Collect all lines below with the string "name".

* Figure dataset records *
───
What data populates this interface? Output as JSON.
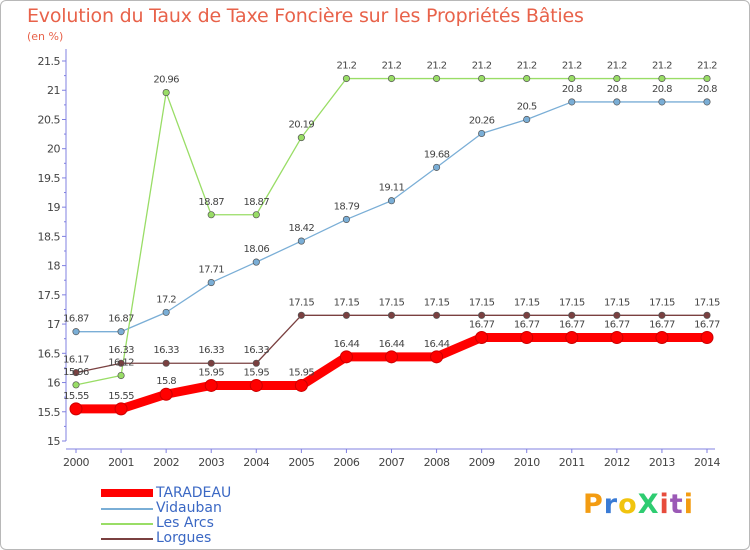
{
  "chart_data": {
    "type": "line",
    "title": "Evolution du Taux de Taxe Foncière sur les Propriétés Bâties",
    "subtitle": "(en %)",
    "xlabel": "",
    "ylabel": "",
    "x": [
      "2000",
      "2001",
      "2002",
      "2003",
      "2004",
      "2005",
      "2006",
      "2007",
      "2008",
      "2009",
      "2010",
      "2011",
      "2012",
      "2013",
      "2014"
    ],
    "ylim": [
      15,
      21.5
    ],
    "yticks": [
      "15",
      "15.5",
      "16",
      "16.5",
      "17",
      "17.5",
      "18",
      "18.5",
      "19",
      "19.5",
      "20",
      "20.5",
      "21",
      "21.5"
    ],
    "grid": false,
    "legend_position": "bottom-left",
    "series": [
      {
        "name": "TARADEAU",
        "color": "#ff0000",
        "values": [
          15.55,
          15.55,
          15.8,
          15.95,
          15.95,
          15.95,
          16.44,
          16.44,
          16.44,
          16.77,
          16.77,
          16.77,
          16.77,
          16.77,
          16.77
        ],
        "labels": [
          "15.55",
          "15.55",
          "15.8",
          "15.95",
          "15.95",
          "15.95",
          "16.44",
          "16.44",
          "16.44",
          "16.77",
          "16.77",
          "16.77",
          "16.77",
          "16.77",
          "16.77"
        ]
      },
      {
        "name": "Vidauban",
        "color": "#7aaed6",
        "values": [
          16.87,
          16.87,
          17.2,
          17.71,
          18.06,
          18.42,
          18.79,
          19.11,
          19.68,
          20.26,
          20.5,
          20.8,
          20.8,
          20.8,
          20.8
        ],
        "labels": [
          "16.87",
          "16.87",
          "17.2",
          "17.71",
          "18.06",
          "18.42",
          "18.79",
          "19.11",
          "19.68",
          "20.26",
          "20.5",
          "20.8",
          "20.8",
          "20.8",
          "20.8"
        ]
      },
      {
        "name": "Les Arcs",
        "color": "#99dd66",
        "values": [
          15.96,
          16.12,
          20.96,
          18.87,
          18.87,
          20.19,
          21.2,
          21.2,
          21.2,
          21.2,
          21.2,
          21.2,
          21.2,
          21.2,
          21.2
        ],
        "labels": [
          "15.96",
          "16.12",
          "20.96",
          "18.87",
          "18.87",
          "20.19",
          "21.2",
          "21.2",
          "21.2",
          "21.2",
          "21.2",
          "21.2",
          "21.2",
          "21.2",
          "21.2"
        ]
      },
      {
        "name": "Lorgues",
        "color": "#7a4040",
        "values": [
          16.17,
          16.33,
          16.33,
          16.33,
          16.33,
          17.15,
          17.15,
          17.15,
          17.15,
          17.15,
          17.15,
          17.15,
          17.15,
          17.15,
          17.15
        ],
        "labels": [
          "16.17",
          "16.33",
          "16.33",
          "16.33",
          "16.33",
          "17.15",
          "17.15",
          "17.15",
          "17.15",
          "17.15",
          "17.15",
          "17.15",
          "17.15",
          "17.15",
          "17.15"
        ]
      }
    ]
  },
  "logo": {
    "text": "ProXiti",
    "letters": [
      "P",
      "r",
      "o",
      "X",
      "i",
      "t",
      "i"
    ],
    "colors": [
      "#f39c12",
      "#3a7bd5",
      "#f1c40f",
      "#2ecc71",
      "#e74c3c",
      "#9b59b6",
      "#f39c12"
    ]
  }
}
───
* SOLUTION FOR THIS TASK *
        "name": "TARADEAU",
        "name": "Vidauban",
        "name": "Les Arcs",
        "name": "Lorgues",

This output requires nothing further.